The listing below must be repeated word for word, with its images excluded.

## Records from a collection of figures
* Begin *

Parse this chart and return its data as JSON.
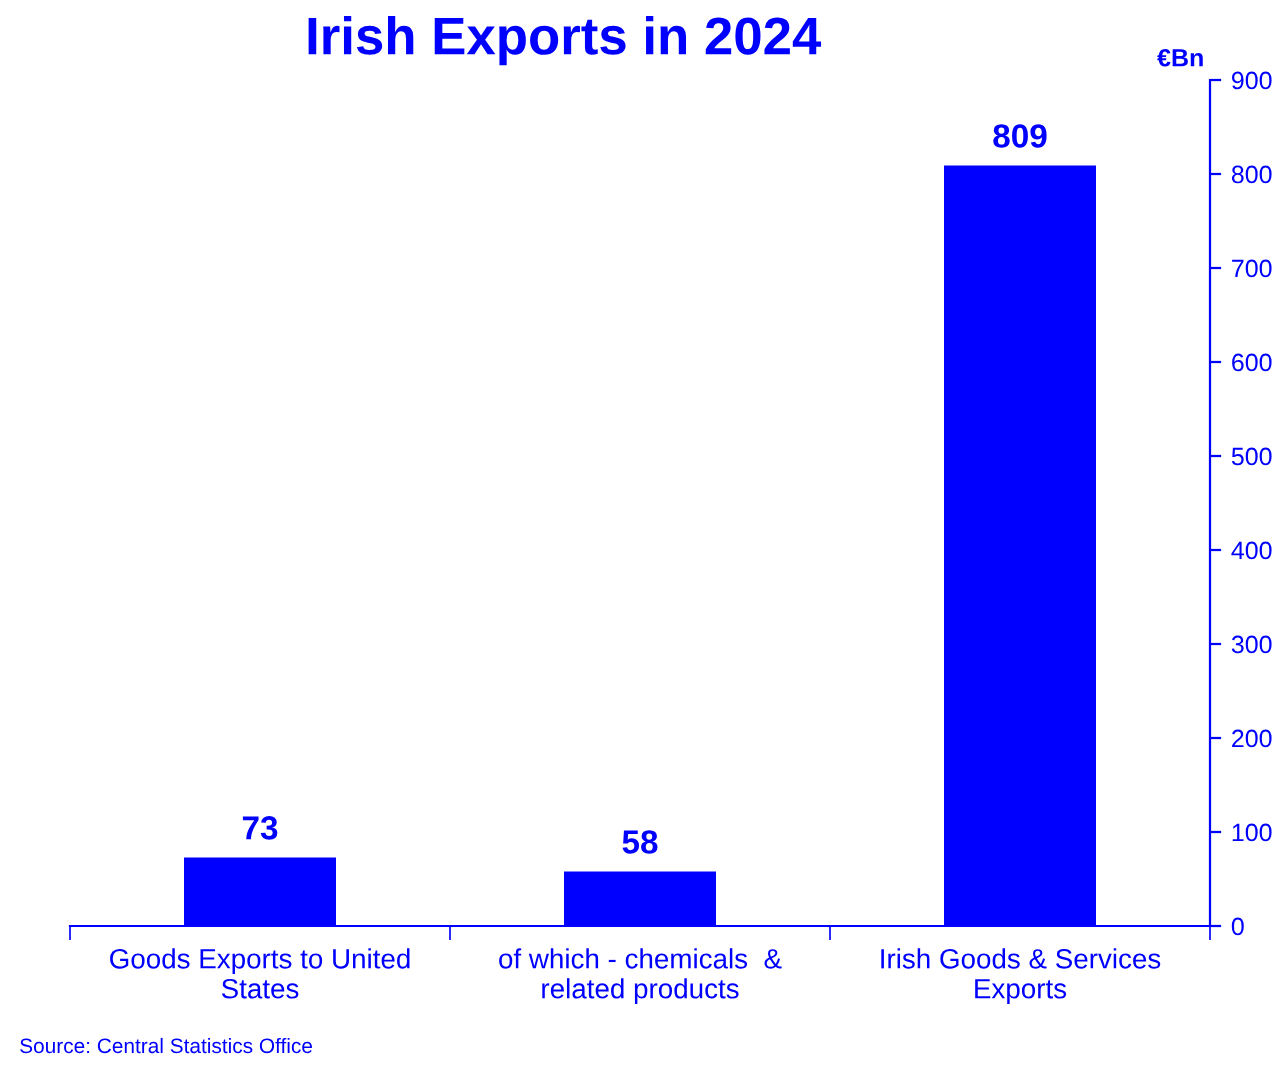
{
  "chart_data": {
    "type": "bar",
    "title": "Irish Exports in 2024",
    "ylabel": "€Bn",
    "categories": [
      "Goods Exports to United\nStates",
      "of which - chemicals  &\nrelated products",
      "Irish Goods & Services\nExports"
    ],
    "values": [
      73,
      58,
      809
    ],
    "color": "#0000ff",
    "ylim": [
      0,
      900
    ],
    "yticks": [
      0,
      100,
      200,
      300,
      400,
      500,
      600,
      700,
      800,
      900
    ],
    "data_labels": true,
    "grid": false,
    "legend": false,
    "annotations": [
      "Source: Central Statistics Office"
    ]
  }
}
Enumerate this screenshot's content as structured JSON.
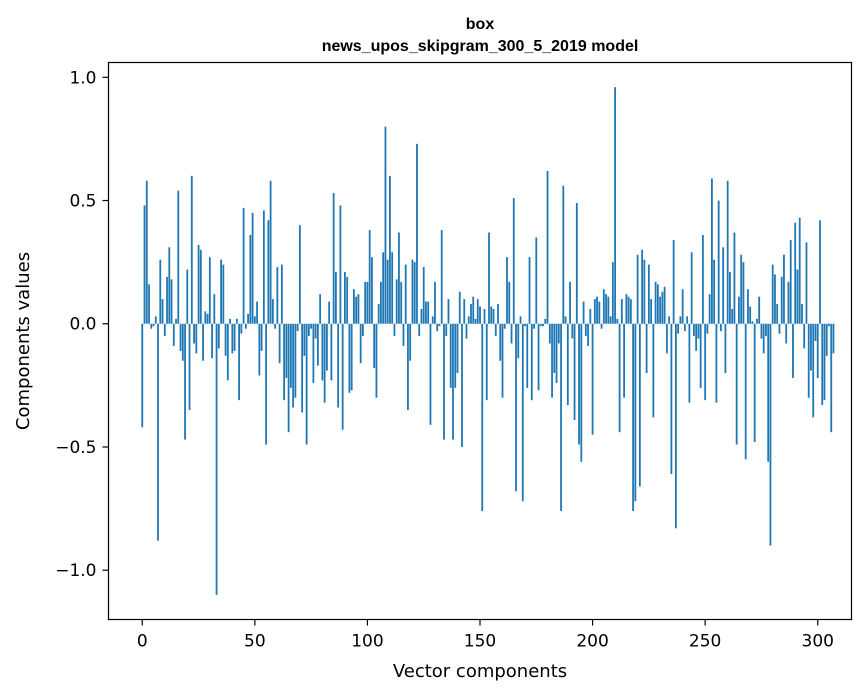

* End *

## TASK ANSWER
Parse this chart and return its data as JSON.
{
  "chart_data": {
    "type": "bar",
    "title": "Irish Exports in 2024",
    "ylabel": "€Bn",
    "categories": [
      "Goods Exports to United\nStates",
      "of which - chemicals  &\nrelated products",
      "Irish Goods & Services\nExports"
    ],
    "values": [
      73,
      58,
      809
    ],
    "color": "#0000ff",
    "ylim": [
      0,
      900
    ],
    "yticks": [
      0,
      100,
      200,
      300,
      400,
      500,
      600,
      700,
      800,
      900
    ],
    "data_labels": true,
    "grid": false,
    "legend": false,
    "annotations": [
      "Source: Central Statistics Office"
    ]
  }
}
Enumerate this screenshot's content as structured JSON.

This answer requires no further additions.